(Some records)
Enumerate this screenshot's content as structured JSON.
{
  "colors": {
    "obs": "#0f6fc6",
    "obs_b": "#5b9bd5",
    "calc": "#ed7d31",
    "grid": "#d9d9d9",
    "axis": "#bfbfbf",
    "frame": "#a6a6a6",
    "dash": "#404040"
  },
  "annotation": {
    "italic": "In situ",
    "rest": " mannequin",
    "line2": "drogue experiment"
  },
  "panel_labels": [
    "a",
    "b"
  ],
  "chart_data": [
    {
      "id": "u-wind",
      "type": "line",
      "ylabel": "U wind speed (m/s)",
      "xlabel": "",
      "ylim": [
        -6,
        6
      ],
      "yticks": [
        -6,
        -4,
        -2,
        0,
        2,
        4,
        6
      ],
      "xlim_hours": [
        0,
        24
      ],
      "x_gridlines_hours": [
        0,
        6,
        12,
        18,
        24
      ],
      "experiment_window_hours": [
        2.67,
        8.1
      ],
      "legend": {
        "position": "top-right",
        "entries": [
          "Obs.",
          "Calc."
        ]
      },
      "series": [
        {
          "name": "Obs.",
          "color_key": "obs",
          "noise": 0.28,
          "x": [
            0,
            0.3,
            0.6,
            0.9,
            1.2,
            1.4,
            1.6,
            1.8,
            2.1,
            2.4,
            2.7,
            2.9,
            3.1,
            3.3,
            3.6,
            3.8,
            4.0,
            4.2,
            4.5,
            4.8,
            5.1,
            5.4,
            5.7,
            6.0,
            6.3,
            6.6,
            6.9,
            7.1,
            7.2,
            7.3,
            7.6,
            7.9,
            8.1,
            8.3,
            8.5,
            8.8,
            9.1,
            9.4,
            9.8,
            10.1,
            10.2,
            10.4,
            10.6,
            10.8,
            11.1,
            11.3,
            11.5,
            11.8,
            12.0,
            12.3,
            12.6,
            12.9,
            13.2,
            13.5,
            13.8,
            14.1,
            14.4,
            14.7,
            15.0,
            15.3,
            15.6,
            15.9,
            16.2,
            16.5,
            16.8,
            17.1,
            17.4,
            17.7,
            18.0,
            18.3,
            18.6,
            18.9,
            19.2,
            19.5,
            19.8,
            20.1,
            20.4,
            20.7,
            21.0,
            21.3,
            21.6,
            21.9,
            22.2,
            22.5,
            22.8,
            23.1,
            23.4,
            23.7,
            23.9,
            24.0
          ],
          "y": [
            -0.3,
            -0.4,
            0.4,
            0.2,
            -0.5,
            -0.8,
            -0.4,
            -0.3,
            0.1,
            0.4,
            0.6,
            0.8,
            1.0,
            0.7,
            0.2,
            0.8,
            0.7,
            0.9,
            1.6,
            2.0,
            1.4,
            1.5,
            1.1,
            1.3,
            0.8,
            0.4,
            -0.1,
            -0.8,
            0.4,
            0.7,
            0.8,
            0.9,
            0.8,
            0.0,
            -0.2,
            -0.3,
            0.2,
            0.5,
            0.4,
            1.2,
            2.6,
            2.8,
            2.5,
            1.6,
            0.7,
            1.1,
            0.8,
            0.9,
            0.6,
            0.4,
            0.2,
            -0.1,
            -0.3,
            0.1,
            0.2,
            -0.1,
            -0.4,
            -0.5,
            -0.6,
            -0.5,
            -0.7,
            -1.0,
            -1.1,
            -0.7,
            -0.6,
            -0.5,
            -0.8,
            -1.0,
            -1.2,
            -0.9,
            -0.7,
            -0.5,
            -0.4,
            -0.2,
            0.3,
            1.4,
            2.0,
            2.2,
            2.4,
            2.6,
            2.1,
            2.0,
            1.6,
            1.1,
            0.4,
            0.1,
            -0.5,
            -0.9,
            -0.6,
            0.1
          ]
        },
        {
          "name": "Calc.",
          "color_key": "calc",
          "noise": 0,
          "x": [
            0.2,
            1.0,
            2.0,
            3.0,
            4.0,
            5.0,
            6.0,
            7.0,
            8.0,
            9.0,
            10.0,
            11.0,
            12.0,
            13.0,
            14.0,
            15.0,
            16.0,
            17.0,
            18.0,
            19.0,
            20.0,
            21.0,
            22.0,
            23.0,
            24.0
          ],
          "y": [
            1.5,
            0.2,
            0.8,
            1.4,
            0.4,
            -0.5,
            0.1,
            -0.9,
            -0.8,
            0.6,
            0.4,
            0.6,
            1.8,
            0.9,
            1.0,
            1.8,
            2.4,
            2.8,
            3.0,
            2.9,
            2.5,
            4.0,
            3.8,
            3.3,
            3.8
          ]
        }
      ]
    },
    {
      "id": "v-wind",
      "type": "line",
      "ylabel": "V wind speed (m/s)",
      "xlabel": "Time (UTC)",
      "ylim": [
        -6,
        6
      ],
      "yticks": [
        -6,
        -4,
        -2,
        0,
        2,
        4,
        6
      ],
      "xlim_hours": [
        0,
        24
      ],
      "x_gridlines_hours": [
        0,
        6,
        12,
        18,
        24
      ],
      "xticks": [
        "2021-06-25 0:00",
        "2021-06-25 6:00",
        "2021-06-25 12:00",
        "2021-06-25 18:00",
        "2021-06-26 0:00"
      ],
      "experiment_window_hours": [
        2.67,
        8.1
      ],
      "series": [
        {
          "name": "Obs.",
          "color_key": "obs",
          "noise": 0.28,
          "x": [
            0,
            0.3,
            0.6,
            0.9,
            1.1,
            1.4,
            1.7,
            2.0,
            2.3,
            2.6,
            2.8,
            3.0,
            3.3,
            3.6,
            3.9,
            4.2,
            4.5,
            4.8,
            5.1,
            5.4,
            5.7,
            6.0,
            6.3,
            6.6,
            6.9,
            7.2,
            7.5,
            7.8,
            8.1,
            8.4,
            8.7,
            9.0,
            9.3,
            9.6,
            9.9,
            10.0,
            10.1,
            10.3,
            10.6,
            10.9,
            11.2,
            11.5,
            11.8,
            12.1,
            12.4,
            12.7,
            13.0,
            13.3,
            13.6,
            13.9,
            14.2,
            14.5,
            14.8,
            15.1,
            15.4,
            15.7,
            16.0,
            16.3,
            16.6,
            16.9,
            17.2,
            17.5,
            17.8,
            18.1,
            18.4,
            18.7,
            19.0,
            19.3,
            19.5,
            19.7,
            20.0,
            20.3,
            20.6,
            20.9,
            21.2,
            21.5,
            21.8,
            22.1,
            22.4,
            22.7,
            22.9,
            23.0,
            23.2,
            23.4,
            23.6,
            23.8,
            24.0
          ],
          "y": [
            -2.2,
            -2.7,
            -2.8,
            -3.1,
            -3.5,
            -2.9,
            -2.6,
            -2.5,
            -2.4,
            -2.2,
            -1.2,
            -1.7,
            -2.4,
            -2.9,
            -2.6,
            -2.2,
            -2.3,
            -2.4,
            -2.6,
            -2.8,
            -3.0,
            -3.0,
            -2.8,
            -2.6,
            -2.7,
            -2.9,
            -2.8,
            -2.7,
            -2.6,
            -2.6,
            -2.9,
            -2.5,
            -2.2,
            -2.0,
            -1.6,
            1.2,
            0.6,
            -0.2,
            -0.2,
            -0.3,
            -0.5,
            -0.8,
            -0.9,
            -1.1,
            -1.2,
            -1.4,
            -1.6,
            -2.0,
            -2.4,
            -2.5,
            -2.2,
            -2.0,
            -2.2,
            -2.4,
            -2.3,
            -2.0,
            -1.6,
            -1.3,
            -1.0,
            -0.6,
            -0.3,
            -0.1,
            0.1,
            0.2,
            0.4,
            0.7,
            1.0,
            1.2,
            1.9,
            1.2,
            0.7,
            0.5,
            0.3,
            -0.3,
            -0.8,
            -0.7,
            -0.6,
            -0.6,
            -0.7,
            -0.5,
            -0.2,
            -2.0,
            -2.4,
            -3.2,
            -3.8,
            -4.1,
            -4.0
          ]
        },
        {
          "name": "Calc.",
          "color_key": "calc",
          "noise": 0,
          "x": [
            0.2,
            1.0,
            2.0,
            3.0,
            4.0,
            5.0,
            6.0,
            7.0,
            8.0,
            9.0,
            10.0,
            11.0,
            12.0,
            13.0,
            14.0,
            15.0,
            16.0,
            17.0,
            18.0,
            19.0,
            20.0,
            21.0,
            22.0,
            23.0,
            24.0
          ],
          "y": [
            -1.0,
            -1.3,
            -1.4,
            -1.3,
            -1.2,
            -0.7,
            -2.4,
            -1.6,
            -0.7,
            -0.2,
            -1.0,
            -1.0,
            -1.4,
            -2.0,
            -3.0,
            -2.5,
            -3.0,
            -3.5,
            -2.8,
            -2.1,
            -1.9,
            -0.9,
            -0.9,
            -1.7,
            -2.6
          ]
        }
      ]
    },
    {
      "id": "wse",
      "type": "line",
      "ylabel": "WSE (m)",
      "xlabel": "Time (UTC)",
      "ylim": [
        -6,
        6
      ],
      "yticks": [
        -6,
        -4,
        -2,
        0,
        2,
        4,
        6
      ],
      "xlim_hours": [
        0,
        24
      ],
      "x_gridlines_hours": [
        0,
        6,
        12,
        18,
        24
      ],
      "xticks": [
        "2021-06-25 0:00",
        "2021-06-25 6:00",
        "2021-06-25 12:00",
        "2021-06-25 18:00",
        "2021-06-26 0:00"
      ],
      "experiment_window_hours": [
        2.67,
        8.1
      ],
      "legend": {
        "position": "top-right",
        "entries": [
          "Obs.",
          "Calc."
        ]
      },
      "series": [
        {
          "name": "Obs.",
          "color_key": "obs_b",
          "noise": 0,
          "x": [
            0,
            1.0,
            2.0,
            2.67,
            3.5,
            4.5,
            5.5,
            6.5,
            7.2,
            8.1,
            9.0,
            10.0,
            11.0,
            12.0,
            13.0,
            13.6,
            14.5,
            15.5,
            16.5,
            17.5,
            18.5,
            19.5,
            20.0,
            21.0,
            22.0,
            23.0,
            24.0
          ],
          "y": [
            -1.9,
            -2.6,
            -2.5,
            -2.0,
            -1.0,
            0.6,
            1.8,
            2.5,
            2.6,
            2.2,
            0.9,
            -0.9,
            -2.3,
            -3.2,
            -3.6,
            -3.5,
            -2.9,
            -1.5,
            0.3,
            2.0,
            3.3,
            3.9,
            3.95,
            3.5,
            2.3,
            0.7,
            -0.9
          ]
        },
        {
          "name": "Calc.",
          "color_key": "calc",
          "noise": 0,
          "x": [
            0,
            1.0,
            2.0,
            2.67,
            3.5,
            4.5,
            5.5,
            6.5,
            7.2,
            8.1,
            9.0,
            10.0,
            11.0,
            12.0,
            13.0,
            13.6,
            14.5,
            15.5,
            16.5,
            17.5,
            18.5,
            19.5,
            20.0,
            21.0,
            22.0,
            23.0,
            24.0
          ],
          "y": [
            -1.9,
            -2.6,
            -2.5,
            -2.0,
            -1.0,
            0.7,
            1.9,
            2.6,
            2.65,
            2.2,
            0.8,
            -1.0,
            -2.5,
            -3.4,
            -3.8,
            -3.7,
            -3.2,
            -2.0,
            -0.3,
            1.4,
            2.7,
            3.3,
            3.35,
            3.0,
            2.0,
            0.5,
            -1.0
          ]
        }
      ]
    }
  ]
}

* _AIM OF THE TASK_
For each line of the entries that includes "speed", show that line.

* _SOLVED PROBLEM_
      "ylabel": "U wind speed (m/s)",
      "ylabel": "V wind speed (m/s)",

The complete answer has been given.